■ What you will do: Write every record out again exactly, and keep images out of it.

■ Records:
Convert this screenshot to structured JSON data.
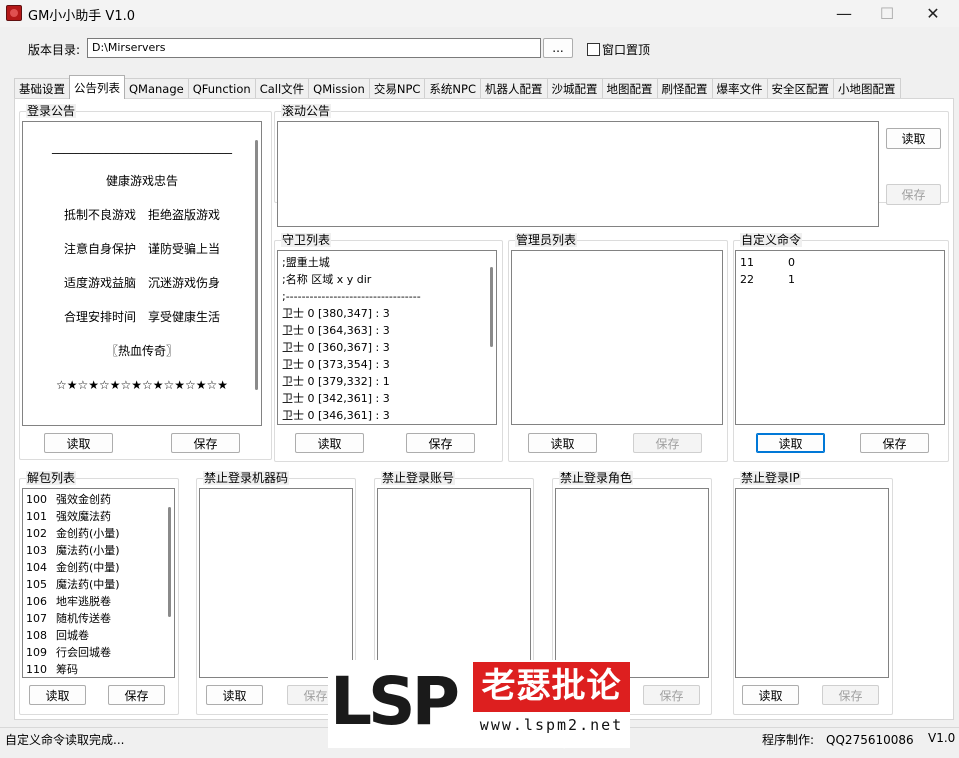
{
  "window": {
    "title": "GM小小助手 V1.0",
    "minimize": "—",
    "maximize": "☐",
    "close": "✕"
  },
  "path": {
    "label": "版本目录:",
    "value": "D:\\Mirservers",
    "browse": "...",
    "topmost_label": "窗口置顶"
  },
  "tabs": [
    "基础设置",
    "公告列表",
    "QManage",
    "QFunction",
    "Call文件",
    "QMission",
    "交易NPC",
    "系统NPC",
    "机器人配置",
    "沙城配置",
    "地图配置",
    "刷怪配置",
    "爆率文件",
    "安全区配置",
    "小地图配置"
  ],
  "active_tab": "公告列表",
  "login_notice": {
    "title": "登录公告",
    "lines": [
      "______________________________",
      "健康游戏忠告",
      "抵制不良游戏　拒绝盗版游戏",
      "注意自身保护　谨防受骗上当",
      "适度游戏益脑　沉迷游戏伤身",
      "合理安排时间　享受健康生活",
      "〖热血传奇〗",
      "☆★☆★☆★☆★☆★☆★☆★☆★",
      "______________________________"
    ],
    "read": "读取",
    "save": "保存"
  },
  "scroll_notice": {
    "title": "滚动公告",
    "read": "读取",
    "save": "保存"
  },
  "guard_list": {
    "title": "守卫列表",
    "lines": [
      ";盟重土城",
      ";名称 区域 x y dir",
      ";----------------------------------",
      "卫士 0 [380,347] : 3",
      "卫士 0 [364,363] : 3",
      "卫士 0 [360,367] : 3",
      "卫士 0 [373,354] : 3",
      "卫士 0 [379,332] : 1",
      "卫士 0 [342,361] : 3",
      "卫士 0 [346,361] : 3"
    ],
    "read": "读取",
    "save": "保存"
  },
  "admin_list": {
    "title": "管理员列表",
    "read": "读取",
    "save": "保存"
  },
  "custom_cmd": {
    "title": "自定义命令",
    "rows": [
      [
        "11",
        "0"
      ],
      [
        "22",
        "1"
      ]
    ],
    "read": "读取",
    "save": "保存"
  },
  "unpack_list": {
    "title": "解包列表",
    "rows": [
      [
        "100",
        "强效金创药"
      ],
      [
        "101",
        "强效魔法药"
      ],
      [
        "102",
        "金创药(小量)"
      ],
      [
        "103",
        "魔法药(小量)"
      ],
      [
        "104",
        "金创药(中量)"
      ],
      [
        "105",
        "魔法药(中量)"
      ],
      [
        "106",
        "地牢逃脱卷"
      ],
      [
        "107",
        "随机传送卷"
      ],
      [
        "108",
        "回城卷"
      ],
      [
        "109",
        "行会回城卷"
      ],
      [
        "110",
        "筹码"
      ]
    ],
    "read": "读取",
    "save": "保存"
  },
  "ban_machine": {
    "title": "禁止登录机器码",
    "read": "读取",
    "save": "保存"
  },
  "ban_account": {
    "title": "禁止登录账号"
  },
  "ban_role": {
    "title": "禁止登录角色",
    "save": "保存"
  },
  "ban_ip": {
    "title": "禁止登录IP",
    "read": "读取",
    "save": "保存"
  },
  "status": {
    "message": "自定义命令读取完成...",
    "author": "程序制作:　QQ275610086",
    "version": "V1.0"
  },
  "watermark": {
    "logo": "LSP",
    "site_name": "老瑟批论坛",
    "url": "www.lspm2.net"
  }
}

■ Output of the exercise:
Convert this screenshot to structured JSON data.
{
  "window": {
    "title": "GM小小助手 V1.0",
    "minimize": "—",
    "maximize": "☐",
    "close": "✕"
  },
  "path": {
    "label": "版本目录:",
    "value": "D:\\Mirservers",
    "browse": "...",
    "topmost_label": "窗口置顶"
  },
  "tabs": [
    "基础设置",
    "公告列表",
    "QManage",
    "QFunction",
    "Call文件",
    "QMission",
    "交易NPC",
    "系统NPC",
    "机器人配置",
    "沙城配置",
    "地图配置",
    "刷怪配置",
    "爆率文件",
    "安全区配置",
    "小地图配置"
  ],
  "active_tab": "公告列表",
  "login_notice": {
    "title": "登录公告",
    "lines": [
      "______________________________",
      "健康游戏忠告",
      "抵制不良游戏　拒绝盗版游戏",
      "注意自身保护　谨防受骗上当",
      "适度游戏益脑　沉迷游戏伤身",
      "合理安排时间　享受健康生活",
      "〖热血传奇〗",
      "☆★☆★☆★☆★☆★☆★☆★☆★",
      "______________________________"
    ],
    "read": "读取",
    "save": "保存"
  },
  "scroll_notice": {
    "title": "滚动公告",
    "read": "读取",
    "save": "保存"
  },
  "guard_list": {
    "title": "守卫列表",
    "lines": [
      ";盟重土城",
      ";名称 区域 x y dir",
      ";----------------------------------",
      "卫士 0 [380,347] : 3",
      "卫士 0 [364,363] : 3",
      "卫士 0 [360,367] : 3",
      "卫士 0 [373,354] : 3",
      "卫士 0 [379,332] : 1",
      "卫士 0 [342,361] : 3",
      "卫士 0 [346,361] : 3"
    ],
    "read": "读取",
    "save": "保存"
  },
  "admin_list": {
    "title": "管理员列表",
    "read": "读取",
    "save": "保存"
  },
  "custom_cmd": {
    "title": "自定义命令",
    "rows": [
      [
        "11",
        "0"
      ],
      [
        "22",
        "1"
      ]
    ],
    "read": "读取",
    "save": "保存"
  },
  "unpack_list": {
    "title": "解包列表",
    "rows": [
      [
        "100",
        "强效金创药"
      ],
      [
        "101",
        "强效魔法药"
      ],
      [
        "102",
        "金创药(小量)"
      ],
      [
        "103",
        "魔法药(小量)"
      ],
      [
        "104",
        "金创药(中量)"
      ],
      [
        "105",
        "魔法药(中量)"
      ],
      [
        "106",
        "地牢逃脱卷"
      ],
      [
        "107",
        "随机传送卷"
      ],
      [
        "108",
        "回城卷"
      ],
      [
        "109",
        "行会回城卷"
      ],
      [
        "110",
        "筹码"
      ]
    ],
    "read": "读取",
    "save": "保存"
  },
  "ban_machine": {
    "title": "禁止登录机器码",
    "read": "读取",
    "save": "保存"
  },
  "ban_account": {
    "title": "禁止登录账号"
  },
  "ban_role": {
    "title": "禁止登录角色",
    "save": "保存"
  },
  "ban_ip": {
    "title": "禁止登录IP",
    "read": "读取",
    "save": "保存"
  },
  "status": {
    "message": "自定义命令读取完成...",
    "author": "程序制作:　QQ275610086",
    "version": "V1.0"
  },
  "watermark": {
    "logo": "LSP",
    "site_name": "老瑟批论坛",
    "url": "www.lspm2.net"
  }
}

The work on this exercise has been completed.